--- TEXTO EXTRAÍDO ---
◇ ◇ ◇ ◇

Impactos do isolamento social na saúde mental dos idosos durante a quarentena

Enviada em 27/11/2020

No filme “Up: altas aventuras”, Carl é um vendedor de balões que, após a morte da sua mulher, sente-se muito sozinho e acaba se tornando um idoso muito ranzinza. De maneira análoga à realidade, o isolamento social impactou, diretamente, a saúde mental de todas as pessoas na quarentena, mas, principalmente, a dos idosos, visto que são a parcela da população mais vulnerável ao covid-19. Assim, a solidão devido ao desamparo familiar e o baixo investimento em saúde contribuem para a perpetuação desse cenário. Logo, cabem medidas governamentais para reverter esse panorama.

◇ ◇ ◇ ◇

--- ENTRADAS FORNECIDAS ---
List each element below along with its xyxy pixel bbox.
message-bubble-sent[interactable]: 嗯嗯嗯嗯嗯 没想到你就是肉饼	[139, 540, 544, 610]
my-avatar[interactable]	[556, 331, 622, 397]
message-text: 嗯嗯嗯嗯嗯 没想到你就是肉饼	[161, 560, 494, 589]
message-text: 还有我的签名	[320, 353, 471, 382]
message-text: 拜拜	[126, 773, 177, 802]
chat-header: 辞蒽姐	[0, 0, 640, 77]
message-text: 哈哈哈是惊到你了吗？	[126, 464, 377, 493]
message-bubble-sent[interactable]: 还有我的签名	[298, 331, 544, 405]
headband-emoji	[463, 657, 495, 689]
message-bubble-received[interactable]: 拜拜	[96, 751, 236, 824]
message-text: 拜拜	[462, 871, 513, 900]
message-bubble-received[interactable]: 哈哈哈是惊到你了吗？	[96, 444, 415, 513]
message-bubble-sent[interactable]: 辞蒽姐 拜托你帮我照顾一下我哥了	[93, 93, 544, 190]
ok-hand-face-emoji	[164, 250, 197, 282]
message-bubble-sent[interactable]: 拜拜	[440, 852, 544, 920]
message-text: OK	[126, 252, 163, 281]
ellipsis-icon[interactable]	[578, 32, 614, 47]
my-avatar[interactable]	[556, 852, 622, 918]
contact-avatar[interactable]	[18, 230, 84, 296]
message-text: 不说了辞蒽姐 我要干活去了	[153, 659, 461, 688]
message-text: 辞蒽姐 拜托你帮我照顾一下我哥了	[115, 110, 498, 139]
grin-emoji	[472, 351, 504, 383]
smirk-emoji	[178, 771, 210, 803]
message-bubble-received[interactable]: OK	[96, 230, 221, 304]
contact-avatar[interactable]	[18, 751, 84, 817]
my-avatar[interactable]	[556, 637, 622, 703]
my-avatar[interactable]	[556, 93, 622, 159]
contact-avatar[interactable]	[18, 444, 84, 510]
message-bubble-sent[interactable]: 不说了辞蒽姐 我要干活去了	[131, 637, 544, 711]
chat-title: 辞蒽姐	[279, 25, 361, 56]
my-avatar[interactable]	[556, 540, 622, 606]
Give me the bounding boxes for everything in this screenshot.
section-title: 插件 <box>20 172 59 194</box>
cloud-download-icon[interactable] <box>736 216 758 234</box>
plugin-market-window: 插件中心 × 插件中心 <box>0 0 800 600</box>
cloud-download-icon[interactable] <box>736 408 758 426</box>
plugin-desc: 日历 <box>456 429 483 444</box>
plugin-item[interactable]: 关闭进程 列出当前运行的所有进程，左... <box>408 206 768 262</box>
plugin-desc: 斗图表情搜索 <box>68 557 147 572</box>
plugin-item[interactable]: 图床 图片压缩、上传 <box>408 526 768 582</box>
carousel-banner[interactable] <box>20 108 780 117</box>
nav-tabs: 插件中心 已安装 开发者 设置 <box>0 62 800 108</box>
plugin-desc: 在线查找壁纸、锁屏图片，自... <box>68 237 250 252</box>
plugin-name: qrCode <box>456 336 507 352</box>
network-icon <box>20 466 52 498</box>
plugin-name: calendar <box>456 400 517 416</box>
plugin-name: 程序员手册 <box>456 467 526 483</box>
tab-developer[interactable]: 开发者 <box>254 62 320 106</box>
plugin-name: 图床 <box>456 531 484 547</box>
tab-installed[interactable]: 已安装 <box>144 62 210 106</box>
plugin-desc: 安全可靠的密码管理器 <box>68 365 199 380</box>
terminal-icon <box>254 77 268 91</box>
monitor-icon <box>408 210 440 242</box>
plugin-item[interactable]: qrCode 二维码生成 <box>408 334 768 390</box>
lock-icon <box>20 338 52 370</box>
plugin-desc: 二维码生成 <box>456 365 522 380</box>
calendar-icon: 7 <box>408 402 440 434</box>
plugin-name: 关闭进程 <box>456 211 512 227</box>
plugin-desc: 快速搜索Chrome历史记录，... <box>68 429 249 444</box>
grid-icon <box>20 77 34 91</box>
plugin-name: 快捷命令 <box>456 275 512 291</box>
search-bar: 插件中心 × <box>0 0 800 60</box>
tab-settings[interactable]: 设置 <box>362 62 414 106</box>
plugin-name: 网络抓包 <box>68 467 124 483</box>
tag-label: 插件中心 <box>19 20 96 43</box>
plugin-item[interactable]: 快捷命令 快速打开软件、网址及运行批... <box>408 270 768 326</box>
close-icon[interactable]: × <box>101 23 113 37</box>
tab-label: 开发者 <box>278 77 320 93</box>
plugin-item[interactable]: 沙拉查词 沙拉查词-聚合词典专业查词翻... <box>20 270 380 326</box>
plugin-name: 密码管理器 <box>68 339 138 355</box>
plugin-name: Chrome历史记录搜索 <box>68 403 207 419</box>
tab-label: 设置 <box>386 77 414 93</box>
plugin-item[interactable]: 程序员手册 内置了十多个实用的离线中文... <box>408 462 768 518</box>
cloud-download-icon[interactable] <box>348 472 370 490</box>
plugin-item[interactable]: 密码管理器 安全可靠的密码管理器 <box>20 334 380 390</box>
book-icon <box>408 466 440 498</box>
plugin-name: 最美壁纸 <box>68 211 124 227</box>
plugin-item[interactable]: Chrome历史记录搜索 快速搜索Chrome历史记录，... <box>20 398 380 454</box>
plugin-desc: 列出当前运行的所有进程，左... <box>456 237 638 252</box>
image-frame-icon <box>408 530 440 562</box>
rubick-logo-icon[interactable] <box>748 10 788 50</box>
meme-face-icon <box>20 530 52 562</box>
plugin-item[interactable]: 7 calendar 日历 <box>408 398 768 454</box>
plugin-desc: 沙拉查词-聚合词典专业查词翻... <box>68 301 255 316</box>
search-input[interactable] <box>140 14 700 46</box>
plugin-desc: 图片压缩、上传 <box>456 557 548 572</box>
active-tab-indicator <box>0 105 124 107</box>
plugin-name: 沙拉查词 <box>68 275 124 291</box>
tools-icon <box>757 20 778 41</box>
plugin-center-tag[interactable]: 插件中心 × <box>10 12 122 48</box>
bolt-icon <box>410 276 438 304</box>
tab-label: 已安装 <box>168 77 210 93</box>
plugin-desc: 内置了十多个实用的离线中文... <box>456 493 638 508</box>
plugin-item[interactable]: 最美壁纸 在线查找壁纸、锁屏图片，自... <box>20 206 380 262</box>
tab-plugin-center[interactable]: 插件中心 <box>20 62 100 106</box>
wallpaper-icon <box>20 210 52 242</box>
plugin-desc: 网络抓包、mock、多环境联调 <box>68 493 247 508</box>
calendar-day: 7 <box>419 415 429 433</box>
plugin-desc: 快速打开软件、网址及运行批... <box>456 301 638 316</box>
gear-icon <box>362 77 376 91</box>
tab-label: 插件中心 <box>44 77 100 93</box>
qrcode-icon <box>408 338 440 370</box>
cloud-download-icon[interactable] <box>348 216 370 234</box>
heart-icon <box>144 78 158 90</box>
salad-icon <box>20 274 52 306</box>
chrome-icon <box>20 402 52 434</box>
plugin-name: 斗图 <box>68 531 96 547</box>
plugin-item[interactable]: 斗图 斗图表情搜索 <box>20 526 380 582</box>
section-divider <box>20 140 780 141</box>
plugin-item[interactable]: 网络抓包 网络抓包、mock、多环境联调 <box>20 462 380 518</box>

◇ ◇ ◇ ◇

--- EXERCÍCIO ---
No texto extraído, qual é a profissão de Carl no filme “Up: altas aventuras”? As entradas não são necessárias para este trabalho.

--- SUA RESPOSTA ---
Carl é vendedor de balões.